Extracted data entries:
[START]

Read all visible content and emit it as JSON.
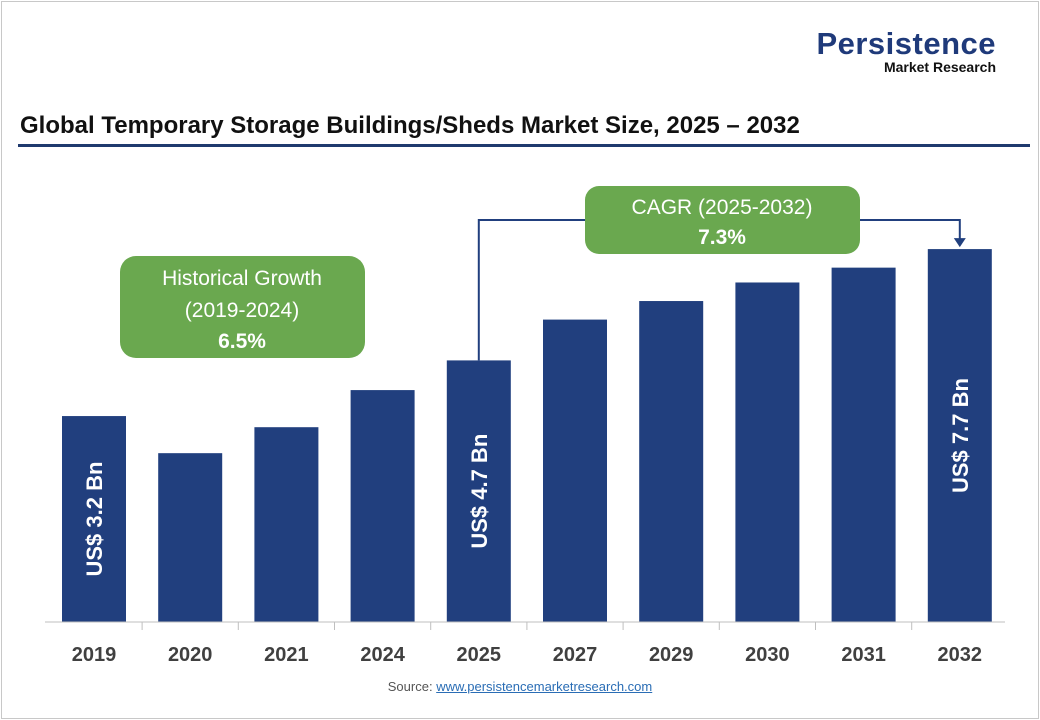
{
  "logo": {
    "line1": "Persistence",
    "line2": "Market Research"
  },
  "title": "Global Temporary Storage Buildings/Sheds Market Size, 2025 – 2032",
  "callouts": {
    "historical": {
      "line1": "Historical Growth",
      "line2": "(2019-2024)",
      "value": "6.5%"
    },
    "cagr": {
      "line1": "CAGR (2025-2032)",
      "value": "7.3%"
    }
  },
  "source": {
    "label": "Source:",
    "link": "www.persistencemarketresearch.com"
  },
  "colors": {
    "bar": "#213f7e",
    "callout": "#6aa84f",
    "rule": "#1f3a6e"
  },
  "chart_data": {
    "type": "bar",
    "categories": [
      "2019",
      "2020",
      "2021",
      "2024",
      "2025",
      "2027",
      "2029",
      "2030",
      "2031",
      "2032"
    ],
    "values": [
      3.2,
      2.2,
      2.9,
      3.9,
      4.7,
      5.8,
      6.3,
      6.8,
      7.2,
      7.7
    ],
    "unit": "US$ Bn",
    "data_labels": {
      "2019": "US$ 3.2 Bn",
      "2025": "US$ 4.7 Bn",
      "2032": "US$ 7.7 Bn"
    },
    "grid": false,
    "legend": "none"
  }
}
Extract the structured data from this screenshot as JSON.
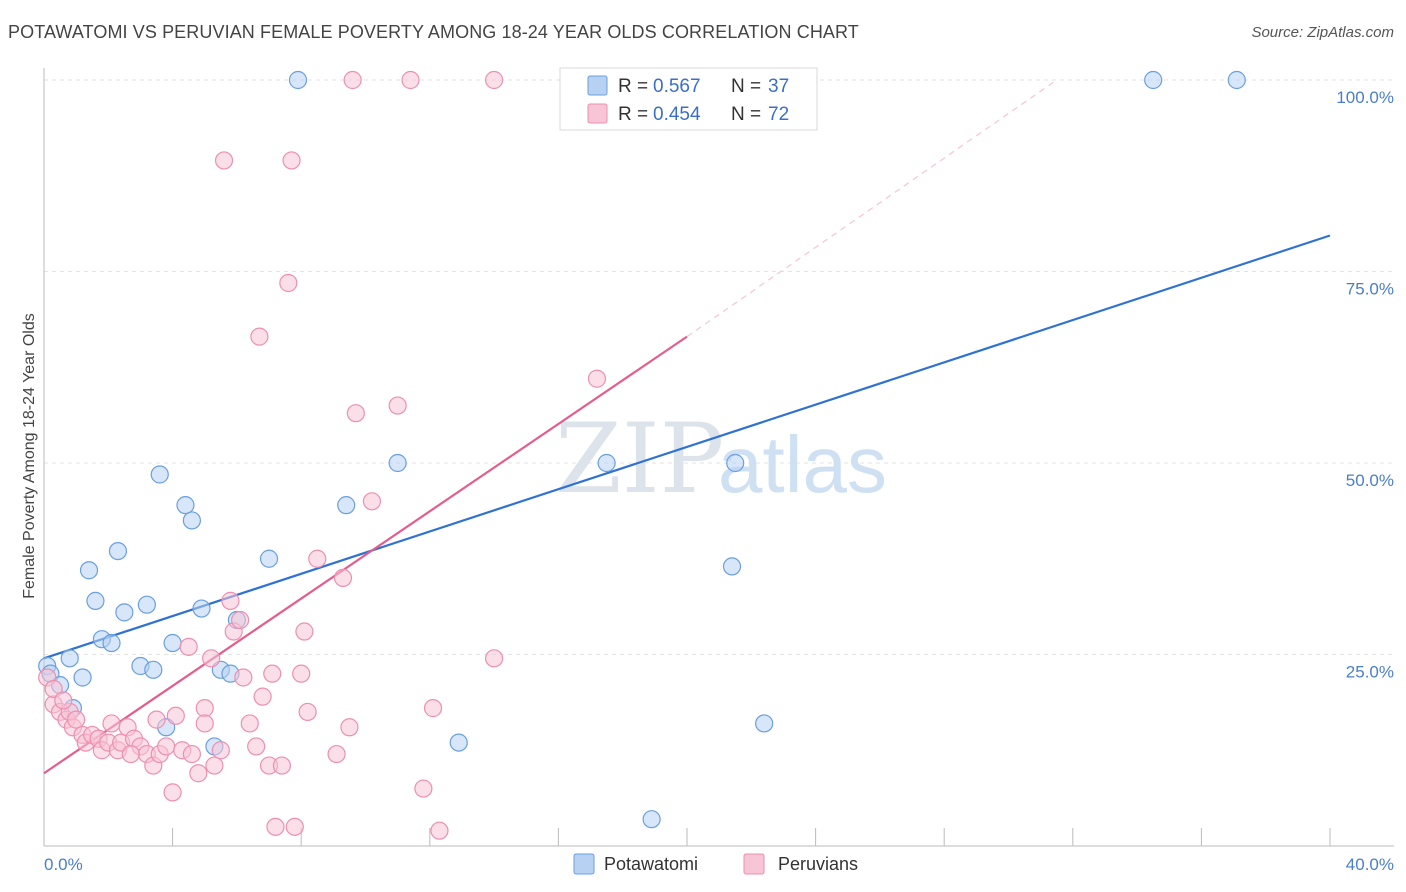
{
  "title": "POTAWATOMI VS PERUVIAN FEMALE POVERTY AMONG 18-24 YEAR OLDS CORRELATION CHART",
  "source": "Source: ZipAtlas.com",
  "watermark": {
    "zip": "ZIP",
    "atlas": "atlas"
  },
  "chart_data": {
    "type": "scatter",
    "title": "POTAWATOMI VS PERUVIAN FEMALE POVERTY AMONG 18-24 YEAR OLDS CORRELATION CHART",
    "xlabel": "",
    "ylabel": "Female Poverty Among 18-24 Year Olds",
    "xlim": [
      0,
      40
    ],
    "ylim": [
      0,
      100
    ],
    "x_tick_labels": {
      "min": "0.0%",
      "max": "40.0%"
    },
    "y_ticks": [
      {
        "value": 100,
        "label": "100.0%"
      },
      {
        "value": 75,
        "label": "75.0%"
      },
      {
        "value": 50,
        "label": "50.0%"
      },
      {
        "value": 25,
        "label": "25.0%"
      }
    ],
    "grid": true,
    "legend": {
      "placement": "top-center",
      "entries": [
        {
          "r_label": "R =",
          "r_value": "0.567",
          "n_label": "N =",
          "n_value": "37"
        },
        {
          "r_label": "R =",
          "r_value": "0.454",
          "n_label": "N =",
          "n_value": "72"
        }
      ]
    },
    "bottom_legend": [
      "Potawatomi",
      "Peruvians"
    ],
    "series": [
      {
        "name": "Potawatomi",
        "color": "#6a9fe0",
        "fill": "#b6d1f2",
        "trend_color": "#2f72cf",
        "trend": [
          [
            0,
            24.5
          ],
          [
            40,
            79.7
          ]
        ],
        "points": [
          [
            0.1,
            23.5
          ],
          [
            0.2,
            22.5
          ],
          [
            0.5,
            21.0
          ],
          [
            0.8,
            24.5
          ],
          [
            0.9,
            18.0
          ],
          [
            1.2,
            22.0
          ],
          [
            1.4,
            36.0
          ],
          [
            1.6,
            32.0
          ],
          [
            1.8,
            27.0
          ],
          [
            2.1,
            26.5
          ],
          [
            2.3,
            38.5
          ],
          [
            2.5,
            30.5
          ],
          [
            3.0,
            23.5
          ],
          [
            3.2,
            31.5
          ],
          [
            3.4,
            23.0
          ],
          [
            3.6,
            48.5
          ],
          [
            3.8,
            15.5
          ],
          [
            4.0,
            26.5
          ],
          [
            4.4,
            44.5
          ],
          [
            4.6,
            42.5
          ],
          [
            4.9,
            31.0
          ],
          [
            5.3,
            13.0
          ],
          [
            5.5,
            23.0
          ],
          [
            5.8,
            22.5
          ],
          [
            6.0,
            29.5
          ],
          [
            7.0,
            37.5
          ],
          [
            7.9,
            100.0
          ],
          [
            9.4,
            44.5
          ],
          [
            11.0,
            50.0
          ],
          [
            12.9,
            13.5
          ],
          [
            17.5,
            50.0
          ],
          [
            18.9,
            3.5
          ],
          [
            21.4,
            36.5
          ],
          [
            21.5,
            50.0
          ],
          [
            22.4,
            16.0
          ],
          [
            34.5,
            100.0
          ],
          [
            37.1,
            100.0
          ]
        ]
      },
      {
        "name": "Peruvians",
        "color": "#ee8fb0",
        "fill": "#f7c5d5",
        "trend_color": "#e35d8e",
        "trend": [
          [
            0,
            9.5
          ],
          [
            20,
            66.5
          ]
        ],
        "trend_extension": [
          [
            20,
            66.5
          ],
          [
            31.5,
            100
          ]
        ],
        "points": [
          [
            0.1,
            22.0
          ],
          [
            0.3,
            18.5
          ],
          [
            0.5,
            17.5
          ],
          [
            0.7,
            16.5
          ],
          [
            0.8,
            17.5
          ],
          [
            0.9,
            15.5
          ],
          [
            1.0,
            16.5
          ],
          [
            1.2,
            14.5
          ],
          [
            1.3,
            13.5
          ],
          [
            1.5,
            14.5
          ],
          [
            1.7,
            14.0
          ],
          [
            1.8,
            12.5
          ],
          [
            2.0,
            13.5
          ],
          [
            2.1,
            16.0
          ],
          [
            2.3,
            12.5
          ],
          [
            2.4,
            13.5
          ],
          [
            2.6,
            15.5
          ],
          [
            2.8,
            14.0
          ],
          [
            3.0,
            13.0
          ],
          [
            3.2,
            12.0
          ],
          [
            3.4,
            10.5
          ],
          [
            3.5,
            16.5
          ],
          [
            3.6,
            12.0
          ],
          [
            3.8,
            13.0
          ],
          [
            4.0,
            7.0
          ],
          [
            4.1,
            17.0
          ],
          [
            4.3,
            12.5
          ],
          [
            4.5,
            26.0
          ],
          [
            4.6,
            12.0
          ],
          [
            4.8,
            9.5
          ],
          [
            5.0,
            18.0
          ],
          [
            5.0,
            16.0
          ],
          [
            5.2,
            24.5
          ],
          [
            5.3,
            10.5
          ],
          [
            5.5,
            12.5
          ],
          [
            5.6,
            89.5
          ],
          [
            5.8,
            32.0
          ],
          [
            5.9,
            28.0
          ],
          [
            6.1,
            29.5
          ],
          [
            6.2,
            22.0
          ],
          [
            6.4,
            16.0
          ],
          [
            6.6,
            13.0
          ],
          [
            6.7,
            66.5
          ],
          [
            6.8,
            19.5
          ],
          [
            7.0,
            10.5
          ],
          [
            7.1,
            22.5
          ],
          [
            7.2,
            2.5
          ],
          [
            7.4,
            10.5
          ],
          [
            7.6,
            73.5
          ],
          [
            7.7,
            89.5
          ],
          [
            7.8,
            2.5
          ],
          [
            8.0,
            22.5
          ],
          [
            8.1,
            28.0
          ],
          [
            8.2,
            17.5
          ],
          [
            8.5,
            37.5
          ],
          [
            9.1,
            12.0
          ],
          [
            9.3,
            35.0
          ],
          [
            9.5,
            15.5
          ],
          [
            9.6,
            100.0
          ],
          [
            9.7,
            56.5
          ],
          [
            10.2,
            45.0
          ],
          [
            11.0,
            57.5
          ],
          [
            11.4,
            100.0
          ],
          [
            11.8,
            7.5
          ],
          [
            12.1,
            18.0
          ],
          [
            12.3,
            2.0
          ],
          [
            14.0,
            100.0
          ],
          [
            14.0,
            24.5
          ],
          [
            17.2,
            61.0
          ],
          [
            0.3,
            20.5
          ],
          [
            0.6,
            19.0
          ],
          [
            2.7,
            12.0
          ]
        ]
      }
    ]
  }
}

[END]

> _Work to complete_
Every record must be copied exactly, with the pictures left out.

> _Final answer_
Read all visible content and emit it as JSON.
{
  "logo": {
    "line1": "Persistence",
    "line2": "Market Research"
  },
  "title": "Global Temporary Storage Buildings/Sheds Market Size, 2025 – 2032",
  "callouts": {
    "historical": {
      "line1": "Historical Growth",
      "line2": "(2019-2024)",
      "value": "6.5%"
    },
    "cagr": {
      "line1": "CAGR (2025-2032)",
      "value": "7.3%"
    }
  },
  "source": {
    "label": "Source:",
    "link": "www.persistencemarketresearch.com"
  },
  "colors": {
    "bar": "#213f7e",
    "callout": "#6aa84f",
    "rule": "#1f3a6e"
  },
  "chart_data": {
    "type": "bar",
    "categories": [
      "2019",
      "2020",
      "2021",
      "2024",
      "2025",
      "2027",
      "2029",
      "2030",
      "2031",
      "2032"
    ],
    "values": [
      3.2,
      2.2,
      2.9,
      3.9,
      4.7,
      5.8,
      6.3,
      6.8,
      7.2,
      7.7
    ],
    "unit": "US$ Bn",
    "data_labels": {
      "2019": "US$ 3.2 Bn",
      "2025": "US$ 4.7 Bn",
      "2032": "US$ 7.7 Bn"
    },
    "grid": false,
    "legend": "none"
  }
}
Extract the structured data from this screenshot as JSON.
{
  "title": "POTAWATOMI VS PERUVIAN FEMALE POVERTY AMONG 18-24 YEAR OLDS CORRELATION CHART",
  "source": "Source: ZipAtlas.com",
  "watermark": {
    "zip": "ZIP",
    "atlas": "atlas"
  },
  "chart_data": {
    "type": "scatter",
    "title": "POTAWATOMI VS PERUVIAN FEMALE POVERTY AMONG 18-24 YEAR OLDS CORRELATION CHART",
    "xlabel": "",
    "ylabel": "Female Poverty Among 18-24 Year Olds",
    "xlim": [
      0,
      40
    ],
    "ylim": [
      0,
      100
    ],
    "x_tick_labels": {
      "min": "0.0%",
      "max": "40.0%"
    },
    "y_ticks": [
      {
        "value": 100,
        "label": "100.0%"
      },
      {
        "value": 75,
        "label": "75.0%"
      },
      {
        "value": 50,
        "label": "50.0%"
      },
      {
        "value": 25,
        "label": "25.0%"
      }
    ],
    "grid": true,
    "legend": {
      "placement": "top-center",
      "entries": [
        {
          "r_label": "R =",
          "r_value": "0.567",
          "n_label": "N =",
          "n_value": "37"
        },
        {
          "r_label": "R =",
          "r_value": "0.454",
          "n_label": "N =",
          "n_value": "72"
        }
      ]
    },
    "bottom_legend": [
      "Potawatomi",
      "Peruvians"
    ],
    "series": [
      {
        "name": "Potawatomi",
        "color": "#6a9fe0",
        "fill": "#b6d1f2",
        "trend_color": "#2f72cf",
        "trend": [
          [
            0,
            24.5
          ],
          [
            40,
            79.7
          ]
        ],
        "points": [
          [
            0.1,
            23.5
          ],
          [
            0.2,
            22.5
          ],
          [
            0.5,
            21.0
          ],
          [
            0.8,
            24.5
          ],
          [
            0.9,
            18.0
          ],
          [
            1.2,
            22.0
          ],
          [
            1.4,
            36.0
          ],
          [
            1.6,
            32.0
          ],
          [
            1.8,
            27.0
          ],
          [
            2.1,
            26.5
          ],
          [
            2.3,
            38.5
          ],
          [
            2.5,
            30.5
          ],
          [
            3.0,
            23.5
          ],
          [
            3.2,
            31.5
          ],
          [
            3.4,
            23.0
          ],
          [
            3.6,
            48.5
          ],
          [
            3.8,
            15.5
          ],
          [
            4.0,
            26.5
          ],
          [
            4.4,
            44.5
          ],
          [
            4.6,
            42.5
          ],
          [
            4.9,
            31.0
          ],
          [
            5.3,
            13.0
          ],
          [
            5.5,
            23.0
          ],
          [
            5.8,
            22.5
          ],
          [
            6.0,
            29.5
          ],
          [
            7.0,
            37.5
          ],
          [
            7.9,
            100.0
          ],
          [
            9.4,
            44.5
          ],
          [
            11.0,
            50.0
          ],
          [
            12.9,
            13.5
          ],
          [
            17.5,
            50.0
          ],
          [
            18.9,
            3.5
          ],
          [
            21.4,
            36.5
          ],
          [
            21.5,
            50.0
          ],
          [
            22.4,
            16.0
          ],
          [
            34.5,
            100.0
          ],
          [
            37.1,
            100.0
          ]
        ]
      },
      {
        "name": "Peruvians",
        "color": "#ee8fb0",
        "fill": "#f7c5d5",
        "trend_color": "#e35d8e",
        "trend": [
          [
            0,
            9.5
          ],
          [
            20,
            66.5
          ]
        ],
        "trend_extension": [
          [
            20,
            66.5
          ],
          [
            31.5,
            100
          ]
        ],
        "points": [
          [
            0.1,
            22.0
          ],
          [
            0.3,
            18.5
          ],
          [
            0.5,
            17.5
          ],
          [
            0.7,
            16.5
          ],
          [
            0.8,
            17.5
          ],
          [
            0.9,
            15.5
          ],
          [
            1.0,
            16.5
          ],
          [
            1.2,
            14.5
          ],
          [
            1.3,
            13.5
          ],
          [
            1.5,
            14.5
          ],
          [
            1.7,
            14.0
          ],
          [
            1.8,
            12.5
          ],
          [
            2.0,
            13.5
          ],
          [
            2.1,
            16.0
          ],
          [
            2.3,
            12.5
          ],
          [
            2.4,
            13.5
          ],
          [
            2.6,
            15.5
          ],
          [
            2.8,
            14.0
          ],
          [
            3.0,
            13.0
          ],
          [
            3.2,
            12.0
          ],
          [
            3.4,
            10.5
          ],
          [
            3.5,
            16.5
          ],
          [
            3.6,
            12.0
          ],
          [
            3.8,
            13.0
          ],
          [
            4.0,
            7.0
          ],
          [
            4.1,
            17.0
          ],
          [
            4.3,
            12.5
          ],
          [
            4.5,
            26.0
          ],
          [
            4.6,
            12.0
          ],
          [
            4.8,
            9.5
          ],
          [
            5.0,
            18.0
          ],
          [
            5.0,
            16.0
          ],
          [
            5.2,
            24.5
          ],
          [
            5.3,
            10.5
          ],
          [
            5.5,
            12.5
          ],
          [
            5.6,
            89.5
          ],
          [
            5.8,
            32.0
          ],
          [
            5.9,
            28.0
          ],
          [
            6.1,
            29.5
          ],
          [
            6.2,
            22.0
          ],
          [
            6.4,
            16.0
          ],
          [
            6.6,
            13.0
          ],
          [
            6.7,
            66.5
          ],
          [
            6.8,
            19.5
          ],
          [
            7.0,
            10.5
          ],
          [
            7.1,
            22.5
          ],
          [
            7.2,
            2.5
          ],
          [
            7.4,
            10.5
          ],
          [
            7.6,
            73.5
          ],
          [
            7.7,
            89.5
          ],
          [
            7.8,
            2.5
          ],
          [
            8.0,
            22.5
          ],
          [
            8.1,
            28.0
          ],
          [
            8.2,
            17.5
          ],
          [
            8.5,
            37.5
          ],
          [
            9.1,
            12.0
          ],
          [
            9.3,
            35.0
          ],
          [
            9.5,
            15.5
          ],
          [
            9.6,
            100.0
          ],
          [
            9.7,
            56.5
          ],
          [
            10.2,
            45.0
          ],
          [
            11.0,
            57.5
          ],
          [
            11.4,
            100.0
          ],
          [
            11.8,
            7.5
          ],
          [
            12.1,
            18.0
          ],
          [
            12.3,
            2.0
          ],
          [
            14.0,
            100.0
          ],
          [
            14.0,
            24.5
          ],
          [
            17.2,
            61.0
          ],
          [
            0.3,
            20.5
          ],
          [
            0.6,
            19.0
          ],
          [
            2.7,
            12.0
          ]
        ]
      }
    ]
  }
}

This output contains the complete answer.